**YOUR TASK:**
Give the lines below as a numbered list, skipping any blank lines, starting with the line that contains "pause-icon [485,413,490,430]" and going on through the line that contains "pause-icon [473,413,478,430]".

[Visual layout annotation data]
:::
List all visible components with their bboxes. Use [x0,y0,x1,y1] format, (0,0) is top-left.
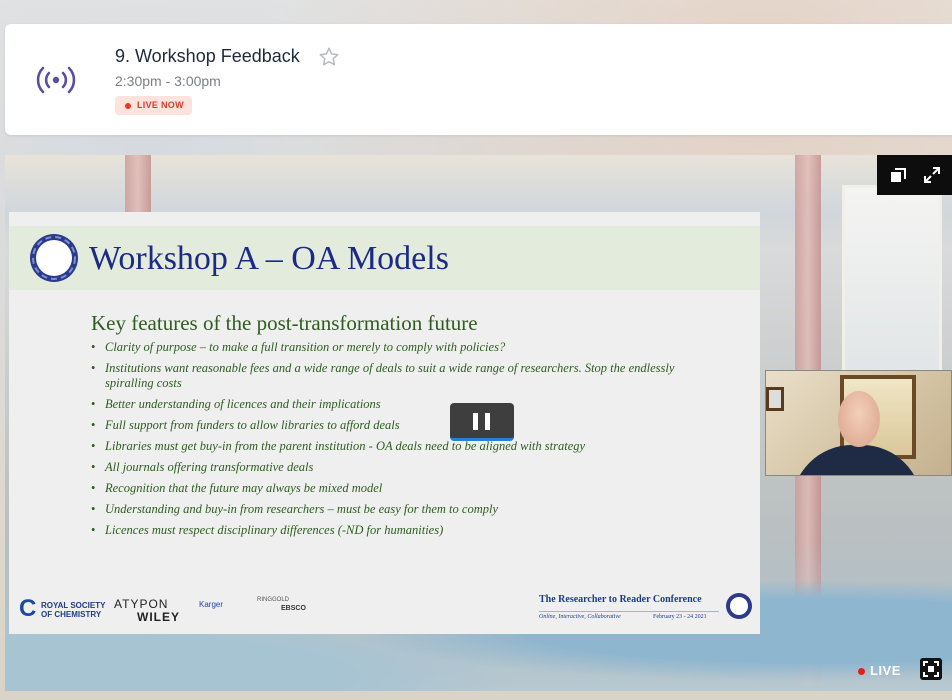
pause-icon [485,413,490,430]
session-time: 2:30pm - 3:00pm [115,73,221,89]
slide-bullet-list: Clarity of purpose – to make a full tran… [91,340,711,544]
video-player[interactable]: Workshop A – OA Models Key features of t… [5,155,952,691]
slide-bullet: All journals offering transformative dea… [91,460,711,475]
corner-controls [877,155,952,195]
slide-bullet: Clarity of purpose – to make a full tran… [91,340,711,355]
slide-title: Workshop A – OA Models [89,240,449,277]
rsc-logo-mark: C [19,595,37,622]
popout-icon[interactable] [889,166,907,184]
session-title: 9. Workshop Feedback [115,46,300,66]
slide-bullet: Libraries must get buy-in from the paren… [91,439,711,454]
live-label: LIVE [870,663,901,678]
fullscreen-icon[interactable] [920,658,942,680]
live-indicator: LIVE [858,663,901,678]
expand-icon[interactable] [923,166,941,184]
star-icon[interactable] [318,46,340,68]
atypon-logo: ATYPON [114,597,169,611]
speaker-head [838,391,880,447]
broadcast-icon [36,66,76,94]
slide-bullet: Understanding and buy-in from researcher… [91,502,711,517]
rsc-line2: OF CHEMISTRY [41,610,102,619]
researcher-to-reader-logo [30,234,78,282]
karger-logo: Karger [199,600,224,609]
sponsor-logos: C ROYAL SOCIETY OF CHEMISTRY ATYPON WILE… [19,597,349,627]
conference-banner: The Researcher to Reader Conference Onli… [539,593,753,626]
conference-logo [726,593,752,619]
rsc-logo-text: ROYAL SOCIETY OF CHEMISTRY [41,601,105,619]
live-dot [858,668,865,675]
pause-button[interactable] [450,403,514,441]
slide-bullet: Full support from funders to allow libra… [91,418,711,433]
speaker-video-pip[interactable] [765,370,952,476]
presentation-slide: Workshop A – OA Models Key features of t… [9,212,760,634]
live-now-badge: LIVE NOW [115,96,192,115]
slide-bullet: Licences must respect disciplinary diffe… [91,523,711,538]
ringgold-logo: RINGGOLD [257,597,290,603]
conference-name: The Researcher to Reader Conference [539,594,702,605]
wiley-logo: WILEY [137,610,180,624]
rsc-line1: ROYAL SOCIETY [41,601,106,610]
pause-icon [473,413,478,430]
conference-tagline: Online, Interactive, Collaborative [539,614,621,620]
slide-bullet: Institutions want reasonable fees and a … [91,361,711,391]
pip-wall-picture [766,387,784,411]
conference-divider [539,611,719,612]
slide-subtitle: Key features of the post-transformation … [91,311,478,335]
ebsco-logo: EBSCO [281,605,306,612]
background-window [842,185,942,395]
slide-bullet: Better understanding of licences and the… [91,397,711,412]
slide-bullet: Recognition that the future may always b… [91,481,711,496]
conference-dates: February 23 - 24 2021 [653,614,707,620]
:::
**SOLUTION FOR THIS PROBLEM:**
1. pause-icon [485,413,490,430]
2. session-time: 2:30pm - 3:00pm [115,73,221,89]
3. slide-bullet-list: Clarity of purpose – to make a full tran… [91,340,711,544]
4. video-player[interactable]: Workshop A – OA Models Key features of t… [5,155,952,691]
5. slide-bullet: All journals offering transformative dea… [91,460,711,475]
6. corner-controls [877,155,952,195]
7. slide-bullet: Clarity of purpose – to make a full tran… [91,340,711,355]
8. slide-title: Workshop A – OA Models [89,240,449,277]
9. rsc-logo-mark: C [19,595,37,622]
10. popout-icon[interactable] [889,166,907,184]
11. session-title: 9. Workshop Feedback [115,46,300,66]
12. slide-bullet: Libraries must get buy-in from the paren… [91,439,711,454]
13. live-label: LIVE [870,663,901,678]
14. fullscreen-icon[interactable] [920,658,942,680]
15. live-indicator: LIVE [858,663,901,678]
16. expand-icon[interactable] [923,166,941,184]
17. star-icon[interactable] [318,46,340,68]
18. atypon-logo: ATYPON [114,597,169,611]
19. speaker-head [838,391,880,447]
20. broadcast-icon [36,66,76,94]
21. slide-bullet: Understanding and buy-in from researcher… [91,502,711,517]
22. rsc-line2: OF CHEMISTRY [41,610,102,619]
23. researcher-to-reader-logo [30,234,78,282]
24. karger-logo: Karger [199,600,224,609]
25. sponsor-logos: C ROYAL SOCIETY OF CHEMISTRY ATYPON WILE… [19,597,349,627]
26. conference-banner: The Researcher to Reader Conference Onli… [539,593,753,626]
27. conference-logo [726,593,752,619]
28. rsc-logo-text: ROYAL SOCIETY OF CHEMISTRY [41,601,105,619]
29. live-dot [858,668,865,675]
30. pause-button[interactable] [450,403,514,441]
31. slide-bullet: Full support from funders to allow libra… [91,418,711,433]
32. speaker-video-pip[interactable] [765,370,952,476]
33. presentation-slide: Workshop A – OA Models Key features of t… [9,212,760,634]
34. live-now-badge: LIVE NOW [115,96,192,115]
35. slide-bullet: Licences must respect disciplinary diffe… [91,523,711,538]
36. ringgold-logo: RINGGOLD [257,597,290,603]
37. conference-name: The Researcher to Reader Conference [539,594,702,605]
38. wiley-logo: WILEY [137,610,180,624]
39. rsc-line1: ROYAL SOCIETY [41,601,106,610]
40. pause-icon [473,413,478,430]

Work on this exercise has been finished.